*TASK DETAILS*
Pull every line holding the string "image" from the records below.
** START OF PROVIDED INFORMATION **
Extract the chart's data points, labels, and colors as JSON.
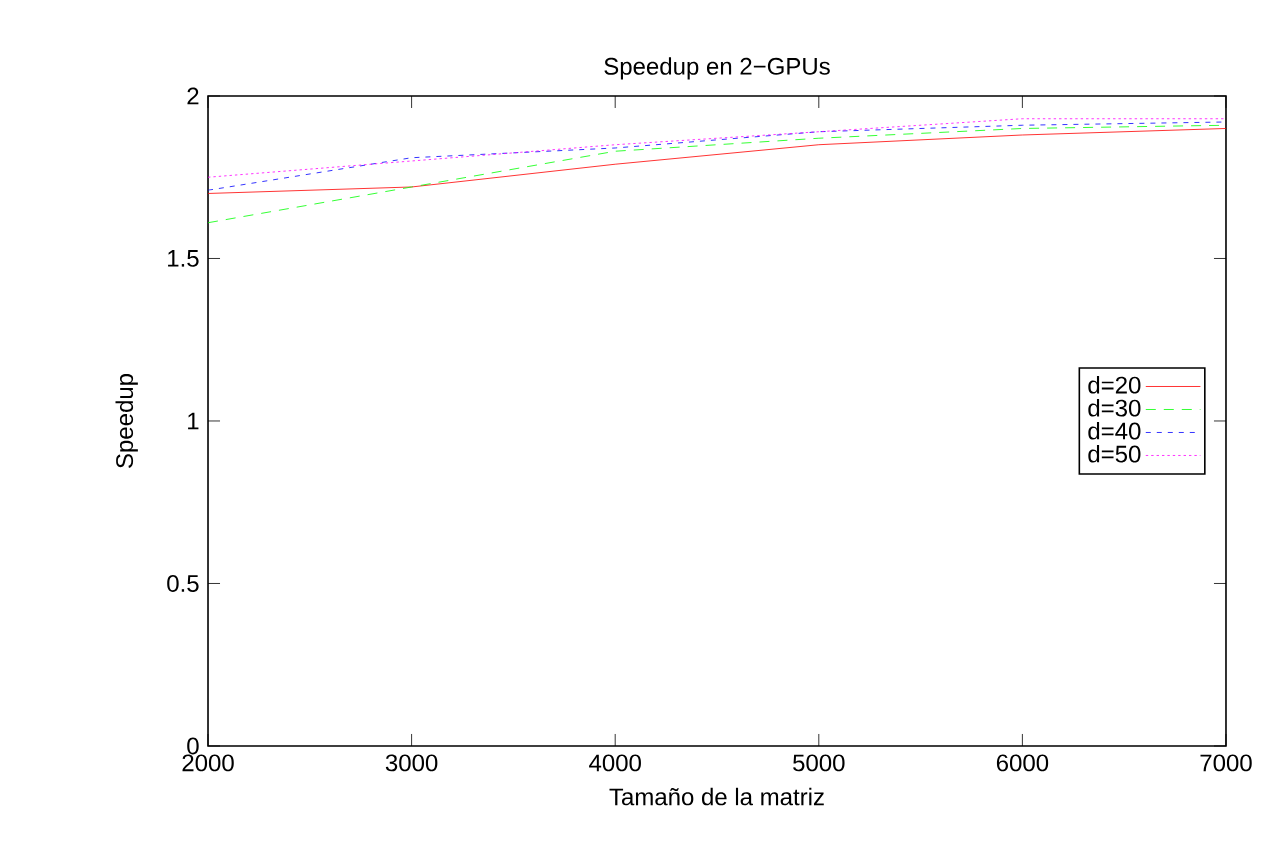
{
  "chart_data": {
    "type": "line",
    "title": "Speedup en 2−GPUs",
    "xlabel": "Tamaño de la matriz",
    "ylabel": "Speedup",
    "x": [
      2000,
      3000,
      4000,
      5000,
      6000,
      7000
    ],
    "series": [
      {
        "name": "d=20",
        "color": "#ff0000",
        "line_style": "solid",
        "values": [
          1.7,
          1.72,
          1.79,
          1.85,
          1.88,
          1.9
        ]
      },
      {
        "name": "d=30",
        "color": "#00ff00",
        "line_style": "dashed",
        "values": [
          1.61,
          1.72,
          1.83,
          1.87,
          1.9,
          1.91
        ]
      },
      {
        "name": "d=40",
        "color": "#0000ff",
        "line_style": "dashed",
        "values": [
          1.71,
          1.81,
          1.84,
          1.89,
          1.91,
          1.92
        ]
      },
      {
        "name": "d=50",
        "color": "#ff00ff",
        "line_style": "dotted",
        "values": [
          1.75,
          1.8,
          1.85,
          1.89,
          1.93,
          1.93
        ]
      }
    ],
    "xlim": [
      2000,
      7000
    ],
    "ylim": [
      0,
      2
    ],
    "xticks": [
      2000,
      3000,
      4000,
      5000,
      6000,
      7000
    ],
    "yticks": [
      0,
      0.5,
      1,
      1.5,
      2
    ],
    "grid": false,
    "legend": "right",
    "marker": "none"
  }
}
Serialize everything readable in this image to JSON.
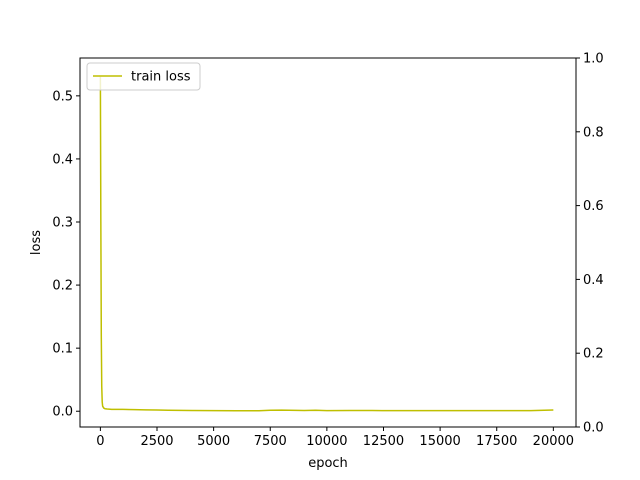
{
  "chart_data": {
    "type": "line",
    "title": "",
    "xlabel": "epoch",
    "ylabel": "loss",
    "xlim": [
      -900,
      21000
    ],
    "ylim": [
      -0.025,
      0.56
    ],
    "y2lim": [
      0,
      1.0
    ],
    "grid": false,
    "legend_placement": "upper left",
    "xticks": [
      0,
      2500,
      5000,
      7500,
      10000,
      12500,
      15000,
      17500,
      20000
    ],
    "xtick_labels": [
      "0",
      "2500",
      "5000",
      "7500",
      "10000",
      "12500",
      "15000",
      "17500",
      "20000"
    ],
    "yticks": [
      0.0,
      0.1,
      0.2,
      0.3,
      0.4,
      0.5
    ],
    "ytick_labels": [
      "0.0",
      "0.1",
      "0.2",
      "0.3",
      "0.4",
      "0.5"
    ],
    "y2ticks": [
      0.0,
      0.2,
      0.4,
      0.6,
      0.8,
      1.0
    ],
    "y2tick_labels": [
      "0.0",
      "0.2",
      "0.4",
      "0.6",
      "0.8",
      "1.0"
    ],
    "series": [
      {
        "name": "train loss",
        "color": "#bfbf00",
        "x": [
          0,
          20,
          40,
          60,
          80,
          100,
          150,
          200,
          300,
          500,
          800,
          1000,
          1500,
          2000,
          2500,
          3000,
          4000,
          5000,
          6000,
          7000,
          7500,
          8000,
          9000,
          9500,
          10000,
          11000,
          12000,
          13000,
          14000,
          15000,
          16000,
          17000,
          18000,
          19000,
          20000
        ],
        "y": [
          0.53,
          0.3,
          0.12,
          0.04,
          0.015,
          0.008,
          0.005,
          0.004,
          0.0035,
          0.003,
          0.003,
          0.003,
          0.0025,
          0.0022,
          0.002,
          0.0015,
          0.0012,
          0.001,
          0.0008,
          0.0008,
          0.0015,
          0.0018,
          0.0012,
          0.0016,
          0.001,
          0.0012,
          0.0011,
          0.001,
          0.001,
          0.001,
          0.0009,
          0.0009,
          0.0009,
          0.0009,
          0.002
        ]
      }
    ]
  }
}
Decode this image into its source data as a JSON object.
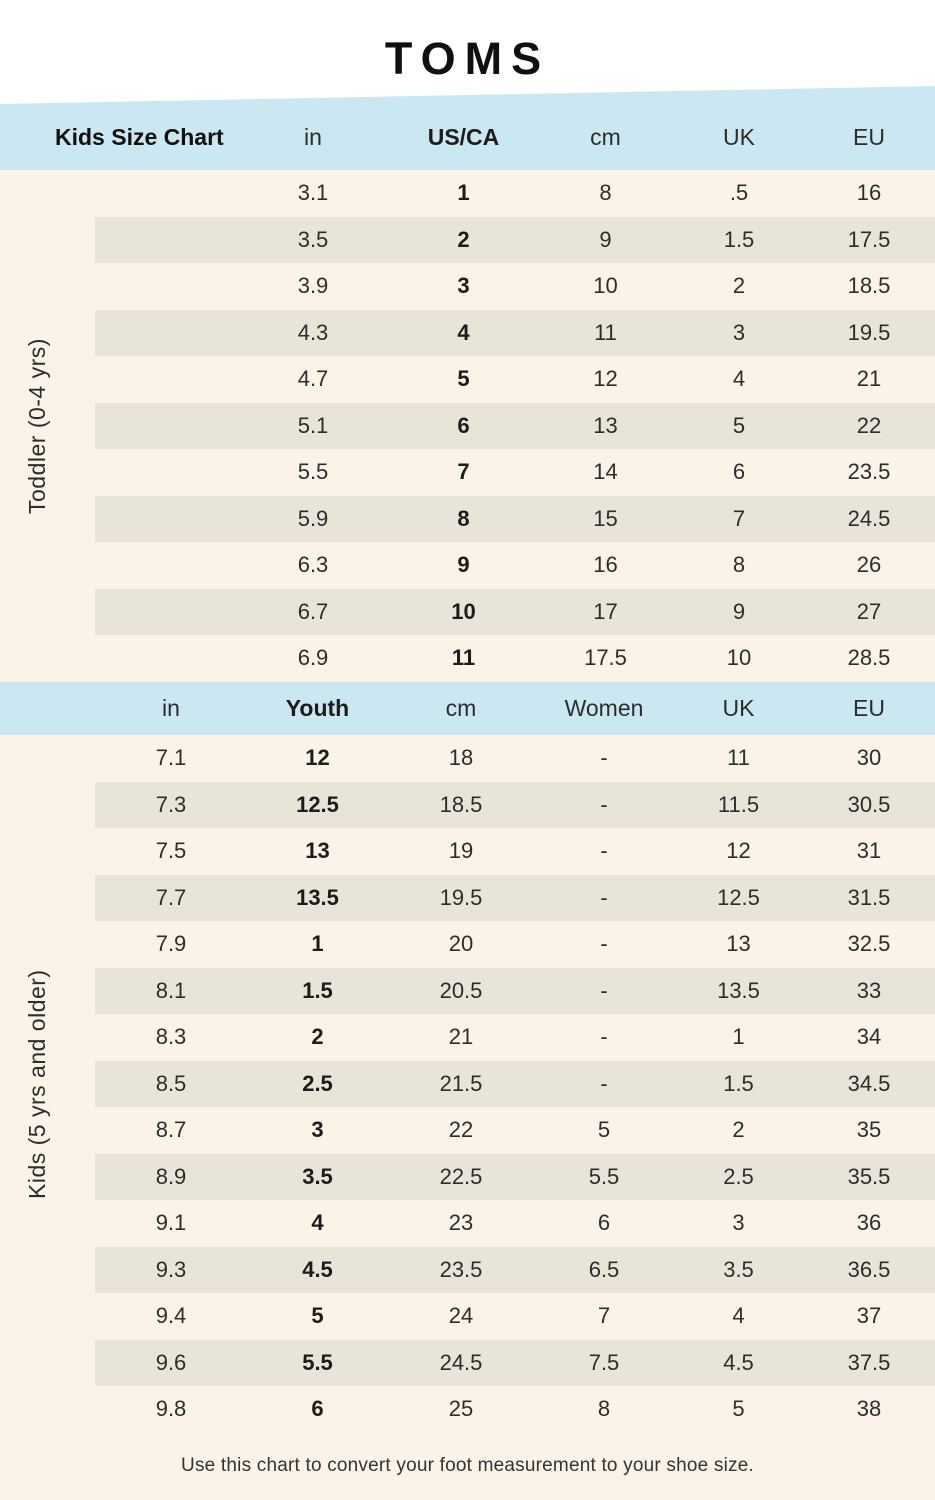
** END OF PROVIDED INFORMATION **
*OUTPUT FOR THIS TASK*
Serialize everything readable in this image to JSON.
Decode this image into its source data as a JSON object.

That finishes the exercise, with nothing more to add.